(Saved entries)
□ □ □
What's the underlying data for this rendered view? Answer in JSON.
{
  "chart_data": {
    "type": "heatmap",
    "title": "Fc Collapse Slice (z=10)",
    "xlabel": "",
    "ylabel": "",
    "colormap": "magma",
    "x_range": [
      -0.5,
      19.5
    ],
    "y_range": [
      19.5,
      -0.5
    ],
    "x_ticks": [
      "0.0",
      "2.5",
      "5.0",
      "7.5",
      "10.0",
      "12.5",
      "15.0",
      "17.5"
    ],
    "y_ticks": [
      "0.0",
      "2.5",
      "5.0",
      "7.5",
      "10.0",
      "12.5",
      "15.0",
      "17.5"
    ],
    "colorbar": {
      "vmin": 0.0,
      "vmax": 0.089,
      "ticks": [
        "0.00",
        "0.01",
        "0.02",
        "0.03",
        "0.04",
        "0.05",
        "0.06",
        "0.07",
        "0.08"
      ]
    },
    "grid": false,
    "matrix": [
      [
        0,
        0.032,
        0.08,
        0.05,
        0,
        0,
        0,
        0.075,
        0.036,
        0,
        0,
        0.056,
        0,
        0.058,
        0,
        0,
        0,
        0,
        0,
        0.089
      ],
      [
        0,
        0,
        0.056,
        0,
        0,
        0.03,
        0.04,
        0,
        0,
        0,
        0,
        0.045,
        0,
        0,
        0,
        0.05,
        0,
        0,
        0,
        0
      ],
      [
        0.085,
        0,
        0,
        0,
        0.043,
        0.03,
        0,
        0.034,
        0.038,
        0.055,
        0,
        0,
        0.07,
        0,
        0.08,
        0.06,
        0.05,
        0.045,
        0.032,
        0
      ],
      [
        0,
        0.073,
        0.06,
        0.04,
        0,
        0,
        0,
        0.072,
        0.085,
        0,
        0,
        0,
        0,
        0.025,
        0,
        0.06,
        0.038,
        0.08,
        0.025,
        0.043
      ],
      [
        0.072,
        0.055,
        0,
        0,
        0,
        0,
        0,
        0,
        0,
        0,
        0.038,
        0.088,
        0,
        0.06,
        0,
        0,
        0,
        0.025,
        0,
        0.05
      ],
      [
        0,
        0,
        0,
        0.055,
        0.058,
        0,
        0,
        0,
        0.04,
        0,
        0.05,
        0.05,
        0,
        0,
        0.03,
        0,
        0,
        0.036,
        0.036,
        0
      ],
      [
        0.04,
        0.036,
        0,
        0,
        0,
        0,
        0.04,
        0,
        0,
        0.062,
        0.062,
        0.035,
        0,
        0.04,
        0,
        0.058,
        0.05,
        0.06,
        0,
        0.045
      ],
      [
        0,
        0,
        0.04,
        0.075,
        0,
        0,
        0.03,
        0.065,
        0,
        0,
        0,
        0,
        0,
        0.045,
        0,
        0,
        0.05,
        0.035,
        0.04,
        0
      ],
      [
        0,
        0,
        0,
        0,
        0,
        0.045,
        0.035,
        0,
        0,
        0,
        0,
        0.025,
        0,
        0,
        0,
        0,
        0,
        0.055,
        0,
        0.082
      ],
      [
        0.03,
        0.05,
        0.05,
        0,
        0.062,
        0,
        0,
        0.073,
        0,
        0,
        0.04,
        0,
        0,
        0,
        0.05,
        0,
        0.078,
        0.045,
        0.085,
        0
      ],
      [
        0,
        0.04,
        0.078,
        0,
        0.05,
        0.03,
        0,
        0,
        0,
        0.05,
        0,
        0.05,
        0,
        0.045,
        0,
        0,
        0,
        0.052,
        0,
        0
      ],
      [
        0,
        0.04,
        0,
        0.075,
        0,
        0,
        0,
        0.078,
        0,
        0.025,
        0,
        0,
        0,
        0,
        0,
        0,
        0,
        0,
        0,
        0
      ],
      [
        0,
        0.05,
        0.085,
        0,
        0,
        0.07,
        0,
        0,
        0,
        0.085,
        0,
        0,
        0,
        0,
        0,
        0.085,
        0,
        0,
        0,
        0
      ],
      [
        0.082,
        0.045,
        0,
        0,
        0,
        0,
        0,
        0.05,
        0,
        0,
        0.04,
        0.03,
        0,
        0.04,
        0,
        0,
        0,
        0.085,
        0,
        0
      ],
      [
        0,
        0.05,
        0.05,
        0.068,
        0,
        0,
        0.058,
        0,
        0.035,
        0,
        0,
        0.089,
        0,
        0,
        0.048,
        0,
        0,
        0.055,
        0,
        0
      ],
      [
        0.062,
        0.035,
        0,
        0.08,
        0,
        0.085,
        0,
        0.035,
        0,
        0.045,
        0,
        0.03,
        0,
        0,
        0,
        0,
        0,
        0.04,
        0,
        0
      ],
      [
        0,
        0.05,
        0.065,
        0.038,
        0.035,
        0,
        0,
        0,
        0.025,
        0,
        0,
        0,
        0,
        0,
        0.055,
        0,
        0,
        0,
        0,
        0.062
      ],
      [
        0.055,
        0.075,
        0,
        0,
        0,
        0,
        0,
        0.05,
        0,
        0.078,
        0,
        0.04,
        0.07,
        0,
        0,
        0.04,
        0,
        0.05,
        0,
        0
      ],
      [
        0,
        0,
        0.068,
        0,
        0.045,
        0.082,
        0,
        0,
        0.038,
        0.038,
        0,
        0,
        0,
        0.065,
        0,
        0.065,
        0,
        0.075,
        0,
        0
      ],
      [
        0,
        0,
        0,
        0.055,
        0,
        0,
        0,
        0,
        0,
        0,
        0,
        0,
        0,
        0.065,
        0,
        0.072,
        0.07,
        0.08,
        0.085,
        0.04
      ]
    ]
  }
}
□ □ □
WORK REQUIRED
Quote each line of the data above exactly as written.

PROBLEM SOLUTION
What's the underlying data for this rendered view? Answer in JSON.
{
  "chart_data": {
    "type": "heatmap",
    "title": "Fc Collapse Slice (z=10)",
    "xlabel": "",
    "ylabel": "",
    "colormap": "magma",
    "x_range": [
      -0.5,
      19.5
    ],
    "y_range": [
      19.5,
      -0.5
    ],
    "x_ticks": [
      "0.0",
      "2.5",
      "5.0",
      "7.5",
      "10.0",
      "12.5",
      "15.0",
      "17.5"
    ],
    "y_ticks": [
      "0.0",
      "2.5",
      "5.0",
      "7.5",
      "10.0",
      "12.5",
      "15.0",
      "17.5"
    ],
    "colorbar": {
      "vmin": 0.0,
      "vmax": 0.089,
      "ticks": [
        "0.00",
        "0.01",
        "0.02",
        "0.03",
        "0.04",
        "0.05",
        "0.06",
        "0.07",
        "0.08"
      ]
    },
    "grid": false,
    "matrix": [
      [
        0,
        0.032,
        0.08,
        0.05,
        0,
        0,
        0,
        0.075,
        0.036,
        0,
        0,
        0.056,
        0,
        0.058,
        0,
        0,
        0,
        0,
        0,
        0.089
      ],
      [
        0,
        0,
        0.056,
        0,
        0,
        0.03,
        0.04,
        0,
        0,
        0,
        0,
        0.045,
        0,
        0,
        0,
        0.05,
        0,
        0,
        0,
        0
      ],
      [
        0.085,
        0,
        0,
        0,
        0.043,
        0.03,
        0,
        0.034,
        0.038,
        0.055,
        0,
        0,
        0.07,
        0,
        0.08,
        0.06,
        0.05,
        0.045,
        0.032,
        0
      ],
      [
        0,
        0.073,
        0.06,
        0.04,
        0,
        0,
        0,
        0.072,
        0.085,
        0,
        0,
        0,
        0,
        0.025,
        0,
        0.06,
        0.038,
        0.08,
        0.025,
        0.043
      ],
      [
        0.072,
        0.055,
        0,
        0,
        0,
        0,
        0,
        0,
        0,
        0,
        0.038,
        0.088,
        0,
        0.06,
        0,
        0,
        0,
        0.025,
        0,
        0.05
      ],
      [
        0,
        0,
        0,
        0.055,
        0.058,
        0,
        0,
        0,
        0.04,
        0,
        0.05,
        0.05,
        0,
        0,
        0.03,
        0,
        0,
        0.036,
        0.036,
        0
      ],
      [
        0.04,
        0.036,
        0,
        0,
        0,
        0,
        0.04,
        0,
        0,
        0.062,
        0.062,
        0.035,
        0,
        0.04,
        0,
        0.058,
        0.05,
        0.06,
        0,
        0.045
      ],
      [
        0,
        0,
        0.04,
        0.075,
        0,
        0,
        0.03,
        0.065,
        0,
        0,
        0,
        0,
        0,
        0.045,
        0,
        0,
        0.05,
        0.035,
        0.04,
        0
      ],
      [
        0,
        0,
        0,
        0,
        0,
        0.045,
        0.035,
        0,
        0,
        0,
        0,
        0.025,
        0,
        0,
        0,
        0,
        0,
        0.055,
        0,
        0.082
      ],
      [
        0.03,
        0.05,
        0.05,
        0,
        0.062,
        0,
        0,
        0.073,
        0,
        0,
        0.04,
        0,
        0,
        0,
        0.05,
        0,
        0.078,
        0.045,
        0.085,
        0
      ],
      [
        0,
        0.04,
        0.078,
        0,
        0.05,
        0.03,
        0,
        0,
        0,
        0.05,
        0,
        0.05,
        0,
        0.045,
        0,
        0,
        0,
        0.052,
        0,
        0
      ],
      [
        0,
        0.04,
        0,
        0.075,
        0,
        0,
        0,
        0.078,
        0,
        0.025,
        0,
        0,
        0,
        0,
        0,
        0,
        0,
        0,
        0,
        0
      ],
      [
        0,
        0.05,
        0.085,
        0,
        0,
        0.07,
        0,
        0,
        0,
        0.085,
        0,
        0,
        0,
        0,
        0,
        0.085,
        0,
        0,
        0,
        0
      ],
      [
        0.082,
        0.045,
        0,
        0,
        0,
        0,
        0,
        0.05,
        0,
        0,
        0.04,
        0.03,
        0,
        0.04,
        0,
        0,
        0,
        0.085,
        0,
        0
      ],
      [
        0,
        0.05,
        0.05,
        0.068,
        0,
        0,
        0.058,
        0,
        0.035,
        0,
        0,
        0.089,
        0,
        0,
        0.048,
        0,
        0,
        0.055,
        0,
        0
      ],
      [
        0.062,
        0.035,
        0,
        0.08,
        0,
        0.085,
        0,
        0.035,
        0,
        0.045,
        0,
        0.03,
        0,
        0,
        0,
        0,
        0,
        0.04,
        0,
        0
      ],
      [
        0,
        0.05,
        0.065,
        0.038,
        0.035,
        0,
        0,
        0,
        0.025,
        0,
        0,
        0,
        0,
        0,
        0.055,
        0,
        0,
        0,
        0,
        0.062
      ],
      [
        0.055,
        0.075,
        0,
        0,
        0,
        0,
        0,
        0.05,
        0,
        0.078,
        0,
        0.04,
        0.07,
        0,
        0,
        0.04,
        0,
        0.05,
        0,
        0
      ],
      [
        0,
        0,
        0.068,
        0,
        0.045,
        0.082,
        0,
        0,
        0.038,
        0.038,
        0,
        0,
        0,
        0.065,
        0,
        0.065,
        0,
        0.075,
        0,
        0
      ],
      [
        0,
        0,
        0,
        0.055,
        0,
        0,
        0,
        0,
        0,
        0,
        0,
        0,
        0,
        0.065,
        0,
        0.072,
        0.07,
        0.08,
        0.085,
        0.04
      ]
    ]
  }
}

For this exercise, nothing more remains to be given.